:: WRITTEN REQUEST ::
In the listing below, find every line with the string "series" and pull it out.

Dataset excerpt

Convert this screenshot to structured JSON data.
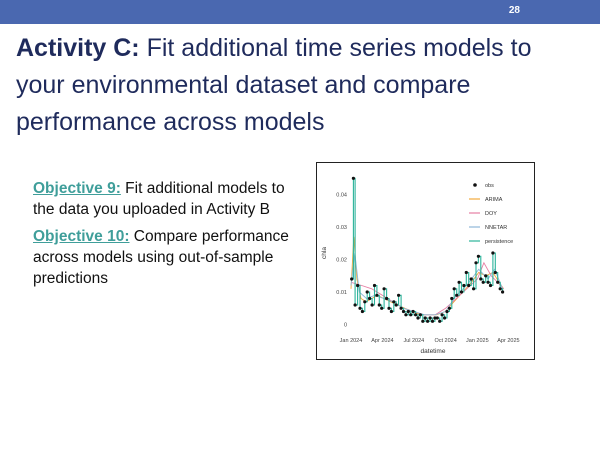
{
  "slide": {
    "number": "28",
    "title_bold": "Activity C:",
    "title_rest": " Fit additional time series models to your environmental dataset and compare performance across models",
    "objectives": [
      {
        "label": "Objective 9:",
        "text": " Fit additional models to the data you uploaded in Activity B"
      },
      {
        "label": "Objective 10:",
        "text": " Compare performance across models using out-of-sample predictions"
      }
    ]
  },
  "colors": {
    "topbar": "#4a68b0",
    "title": "#1f2b5c",
    "objective_label": "#3f9e9a"
  },
  "chart_data": {
    "type": "line",
    "xlabel": "datetime",
    "ylabel": "chla",
    "x_ticks": [
      "Jan 2024",
      "Apr 2024",
      "Jul 2024",
      "Oct 2024",
      "Jan 2025",
      "Apr 2025"
    ],
    "y_ticks": [
      "0",
      "0.01",
      "0.02",
      "0.03",
      "0.04"
    ],
    "xlim": [
      "2024-01-01",
      "2025-04-20"
    ],
    "ylim": [
      -0.002,
      0.046
    ],
    "legend_position": "top-right",
    "obs": {
      "name": "obs",
      "color": "#111111",
      "points": [
        [
          "2024-01-03",
          0.014
        ],
        [
          "2024-01-08",
          0.045
        ],
        [
          "2024-01-13",
          0.006
        ],
        [
          "2024-01-20",
          0.012
        ],
        [
          "2024-01-27",
          0.005
        ],
        [
          "2024-02-03",
          0.004
        ],
        [
          "2024-02-10",
          0.007
        ],
        [
          "2024-02-17",
          0.01
        ],
        [
          "2024-02-24",
          0.008
        ],
        [
          "2024-03-02",
          0.006
        ],
        [
          "2024-03-09",
          0.012
        ],
        [
          "2024-03-16",
          0.009
        ],
        [
          "2024-03-23",
          0.006
        ],
        [
          "2024-03-30",
          0.005
        ],
        [
          "2024-04-06",
          0.011
        ],
        [
          "2024-04-13",
          0.008
        ],
        [
          "2024-04-20",
          0.005
        ],
        [
          "2024-04-27",
          0.004
        ],
        [
          "2024-05-04",
          0.007
        ],
        [
          "2024-05-11",
          0.006
        ],
        [
          "2024-05-18",
          0.009
        ],
        [
          "2024-05-25",
          0.005
        ],
        [
          "2024-06-01",
          0.004
        ],
        [
          "2024-06-08",
          0.003
        ],
        [
          "2024-06-15",
          0.004
        ],
        [
          "2024-06-22",
          0.003
        ],
        [
          "2024-06-29",
          0.004
        ],
        [
          "2024-07-06",
          0.003
        ],
        [
          "2024-07-13",
          0.002
        ],
        [
          "2024-07-20",
          0.003
        ],
        [
          "2024-07-27",
          0.001
        ],
        [
          "2024-08-03",
          0.002
        ],
        [
          "2024-08-10",
          0.001
        ],
        [
          "2024-08-17",
          0.002
        ],
        [
          "2024-08-24",
          0.001
        ],
        [
          "2024-08-31",
          0.002
        ],
        [
          "2024-09-07",
          0.002
        ],
        [
          "2024-09-14",
          0.001
        ],
        [
          "2024-09-21",
          0.003
        ],
        [
          "2024-09-28",
          0.002
        ],
        [
          "2024-10-05",
          0.004
        ],
        [
          "2024-10-12",
          0.005
        ],
        [
          "2024-10-19",
          0.008
        ],
        [
          "2024-10-26",
          0.011
        ],
        [
          "2024-11-02",
          0.009
        ],
        [
          "2024-11-09",
          0.013
        ],
        [
          "2024-11-16",
          0.01
        ],
        [
          "2024-11-23",
          0.012
        ],
        [
          "2024-11-30",
          0.016
        ],
        [
          "2024-12-07",
          0.012
        ],
        [
          "2024-12-14",
          0.014
        ],
        [
          "2024-12-21",
          0.011
        ],
        [
          "2024-12-28",
          0.019
        ],
        [
          "2025-01-04",
          0.021
        ],
        [
          "2025-01-11",
          0.014
        ],
        [
          "2025-01-18",
          0.013
        ],
        [
          "2025-01-25",
          0.015
        ],
        [
          "2025-02-01",
          0.013
        ],
        [
          "2025-02-08",
          0.012
        ],
        [
          "2025-02-15",
          0.022
        ],
        [
          "2025-02-22",
          0.016
        ],
        [
          "2025-03-01",
          0.013
        ],
        [
          "2025-03-08",
          0.011
        ],
        [
          "2025-03-15",
          0.01
        ]
      ]
    },
    "series": [
      {
        "name": "ARIMA",
        "color": "#f2a93b",
        "values": [
          [
            "2024-01-01",
            0.011
          ],
          [
            "2024-01-09",
            0.027
          ],
          [
            "2024-01-18",
            0.014
          ],
          [
            "2024-01-30",
            0.008
          ],
          [
            "2024-02-14",
            0.007
          ],
          [
            "2024-03-01",
            0.008
          ],
          [
            "2024-03-17",
            0.009
          ],
          [
            "2024-04-05",
            0.008
          ],
          [
            "2024-04-25",
            0.007
          ],
          [
            "2024-05-15",
            0.006
          ],
          [
            "2024-06-05",
            0.005
          ],
          [
            "2024-06-28",
            0.004
          ],
          [
            "2024-07-20",
            0.003
          ],
          [
            "2024-08-12",
            0.003
          ],
          [
            "2024-09-05",
            0.003
          ],
          [
            "2024-09-30",
            0.004
          ],
          [
            "2024-10-25",
            0.007
          ],
          [
            "2024-11-20",
            0.01
          ],
          [
            "2024-12-15",
            0.013
          ],
          [
            "2025-01-05",
            0.016
          ],
          [
            "2025-01-25",
            0.015
          ],
          [
            "2025-02-15",
            0.016
          ],
          [
            "2025-03-05",
            0.013
          ],
          [
            "2025-03-18",
            0.011
          ]
        ]
      },
      {
        "name": "DOY",
        "color": "#e67fa4",
        "values": [
          [
            "2024-01-01",
            0.013
          ],
          [
            "2024-02-01",
            0.012
          ],
          [
            "2024-03-01",
            0.011
          ],
          [
            "2024-04-01",
            0.009
          ],
          [
            "2024-05-01",
            0.007
          ],
          [
            "2024-06-01",
            0.005
          ],
          [
            "2024-07-01",
            0.004
          ],
          [
            "2024-08-01",
            0.003
          ],
          [
            "2024-09-01",
            0.003
          ],
          [
            "2024-10-01",
            0.005
          ],
          [
            "2024-11-01",
            0.008
          ],
          [
            "2024-12-01",
            0.011
          ],
          [
            "2025-01-01",
            0.014
          ],
          [
            "2025-01-20",
            0.019
          ],
          [
            "2025-02-10",
            0.015
          ],
          [
            "2025-03-01",
            0.013
          ],
          [
            "2025-03-18",
            0.011
          ]
        ]
      },
      {
        "name": "NNETAR",
        "color": "#8fb8d9",
        "values": [
          [
            "2024-01-01",
            0.012
          ],
          [
            "2024-01-12",
            0.022
          ],
          [
            "2024-01-25",
            0.01
          ],
          [
            "2024-02-15",
            0.008
          ],
          [
            "2024-03-10",
            0.009
          ],
          [
            "2024-04-05",
            0.008
          ],
          [
            "2024-05-01",
            0.007
          ],
          [
            "2024-06-01",
            0.005
          ],
          [
            "2024-07-01",
            0.004
          ],
          [
            "2024-08-01",
            0.003
          ],
          [
            "2024-09-01",
            0.003
          ],
          [
            "2024-10-01",
            0.004
          ],
          [
            "2024-11-01",
            0.009
          ],
          [
            "2024-12-01",
            0.012
          ],
          [
            "2025-01-05",
            0.017
          ],
          [
            "2025-02-01",
            0.014
          ],
          [
            "2025-02-20",
            0.017
          ],
          [
            "2025-03-15",
            0.011
          ]
        ]
      }
    ],
    "persistence": {
      "name": "persistence",
      "color": "#2bb39a"
    }
  }
}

:: REPLY TO THE EXERCISE ::
    "title_rest": " Fit additional time series models to your environmental dataset and compare performance across models",
    "series": [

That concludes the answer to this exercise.